> _WORK TO BE COMPLETED_: If a line below contains "label", count it. Report the final total and nothing more.

SUPPLIED DATA below:

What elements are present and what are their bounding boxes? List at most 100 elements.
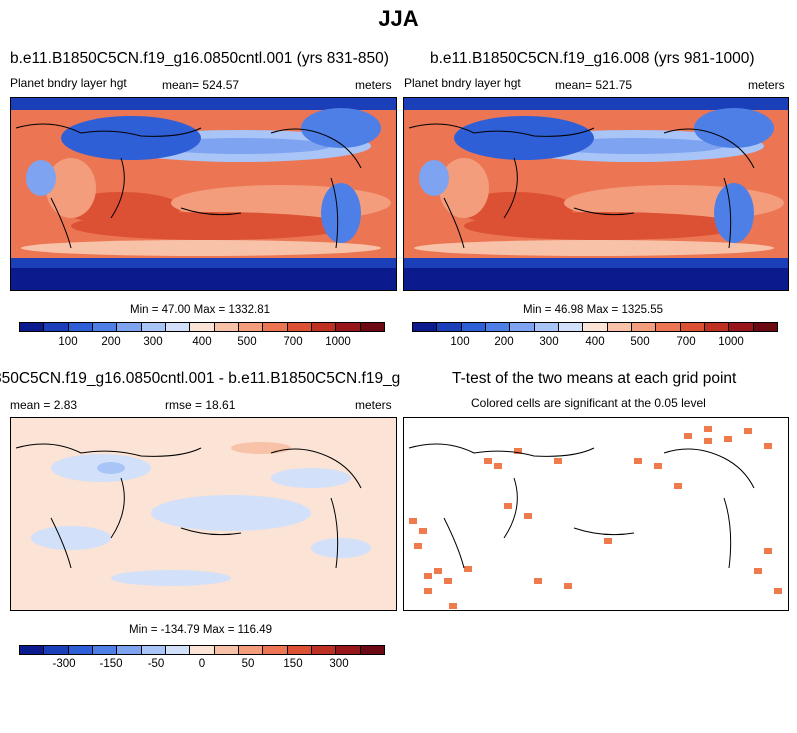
colorbar-swatch — [92, 646, 118, 654]
colorbar-swatch — [360, 323, 384, 331]
panel1-colorbar-tick: 100 — [58, 336, 78, 348]
colorbar-swatch — [165, 646, 191, 654]
colorbar-swatch — [558, 323, 584, 331]
panel2-colorbar-tick: 300 — [539, 336, 559, 348]
colorbar-swatch — [485, 323, 511, 331]
panel4-title: T-test of the two means at each grid poi… — [452, 370, 737, 387]
colorbar-swatch — [20, 646, 45, 654]
significant-cell — [774, 588, 782, 594]
panel1-min-max: Min = 47.00 Max = 1332.81 — [130, 304, 271, 316]
colorbar-swatch — [214, 323, 239, 331]
colorbar-swatch — [510, 323, 535, 331]
panel4-subtitle: Colored cells are significant at the 0.0… — [471, 396, 706, 410]
colorbar-swatch — [238, 646, 264, 654]
significant-cell — [504, 503, 512, 509]
panel1-colorbar — [19, 322, 385, 332]
colorbar-swatch — [336, 323, 361, 331]
significant-cell — [704, 426, 712, 432]
colorbar-swatch — [461, 323, 486, 331]
significant-cell — [534, 578, 542, 584]
colorbar-swatch — [238, 323, 264, 331]
significant-cell — [564, 583, 572, 589]
colorbar-swatch — [607, 323, 632, 331]
panel3-title: 850C5CN.f19_g16.0850cntl.001 - b.e11.B18… — [0, 370, 400, 387]
colorbar-swatch — [704, 323, 730, 331]
panel4-map — [403, 417, 789, 611]
colorbar-swatch — [534, 323, 559, 331]
significant-cell — [484, 458, 492, 464]
colorbar-swatch — [413, 323, 438, 331]
figure-title: JJA — [378, 6, 419, 31]
colorbar-swatch — [680, 323, 705, 331]
panel3-colorbar-tick: 300 — [329, 658, 349, 670]
colorbar-swatch — [165, 323, 191, 331]
significant-cell — [764, 548, 772, 554]
significant-cell — [414, 543, 422, 549]
colorbar-swatch — [311, 323, 337, 331]
panel4-map-field — [404, 418, 788, 610]
panel2-colorbar-tick: 1000 — [718, 336, 744, 348]
significant-cell — [444, 578, 452, 584]
significant-cell — [494, 463, 502, 469]
colorbar-swatch — [287, 323, 312, 331]
significant-cell — [514, 448, 522, 454]
colorbar-swatch — [263, 323, 288, 331]
colorbar-swatch — [117, 646, 142, 654]
panel3-title-clip: 850C5CN.f19_g16.0850cntl.001 - b.e11.B18… — [0, 370, 400, 388]
panel1-colorbar-tick: 400 — [192, 336, 212, 348]
significant-cell — [724, 436, 732, 442]
colorbar-swatch — [287, 646, 312, 654]
colorbar-swatch — [44, 646, 69, 654]
colorbar-swatch — [44, 323, 69, 331]
colorbar-swatch — [631, 323, 657, 331]
colorbar-swatch — [141, 646, 166, 654]
panel3-units-label: meters — [355, 398, 392, 412]
significant-cell — [434, 568, 442, 574]
colorbar-swatch — [68, 646, 93, 654]
significant-cell — [674, 483, 682, 489]
colorbar-swatch — [263, 646, 288, 654]
panel2-colorbar-tick: 100 — [450, 336, 470, 348]
panel1-map-field — [11, 98, 396, 290]
significant-cell — [654, 463, 662, 469]
panel3-colorbar-tick: 50 — [241, 658, 255, 670]
panel2-colorbar — [412, 322, 778, 332]
panel2-map-field — [404, 98, 788, 290]
panel1-colorbar-tick: 300 — [143, 336, 163, 348]
panel3-mean-label: mean = 2.83 — [10, 398, 78, 412]
panel2-map — [403, 97, 789, 291]
significant-cell — [704, 438, 712, 444]
panel3-colorbar-tick: -300 — [52, 658, 76, 670]
panel3-min-max: Min = -134.79 Max = 116.49 — [129, 624, 272, 636]
colorbar-swatch — [729, 323, 754, 331]
panel3-rmse-label: rmse = 18.61 — [165, 398, 236, 412]
panel3-colorbar-tick: 0 — [198, 658, 206, 670]
panel2-min-max: Min = 46.98 Max = 1325.55 — [523, 304, 664, 316]
panel1-colorbar-tick: 1000 — [325, 336, 351, 348]
colorbar-swatch — [336, 646, 361, 654]
panel2-title: b.e11.B1850C5CN.f19_g16.008 (yrs 981-100… — [430, 50, 755, 67]
panel3-colorbar-tick: 150 — [283, 658, 303, 670]
significant-cell — [744, 428, 752, 434]
panel3-colorbar-tick: -150 — [99, 658, 123, 670]
colorbar-swatch — [92, 323, 118, 331]
significant-cell — [449, 603, 457, 609]
panel1-mean-label: mean= 524.57 — [162, 78, 240, 92]
panel1-colorbar-tick: 500 — [237, 336, 257, 348]
colorbar-swatch — [437, 323, 462, 331]
significant-cell — [424, 573, 432, 579]
colorbar-swatch — [311, 646, 337, 654]
panel1-title: b.e11.B1850C5CN.f19_g16.0850cntl.001 (yr… — [10, 50, 389, 67]
significant-cell — [604, 538, 612, 544]
significant-cell — [524, 513, 532, 519]
panel1-colorbar-tick: 200 — [101, 336, 121, 348]
colorbar-swatch — [141, 323, 166, 331]
colorbar-swatch — [214, 646, 239, 654]
colorbar-swatch — [20, 323, 45, 331]
panel1-variable-label: Planet bndry layer hgt — [10, 76, 127, 90]
colorbar-swatch — [190, 323, 215, 331]
significant-cell — [464, 566, 472, 572]
significant-cell — [764, 443, 772, 449]
panel3-map-field — [11, 418, 396, 610]
panel1-units-label: meters — [355, 78, 392, 92]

End of SUPPLIED DATA.

> _RESULT_: 6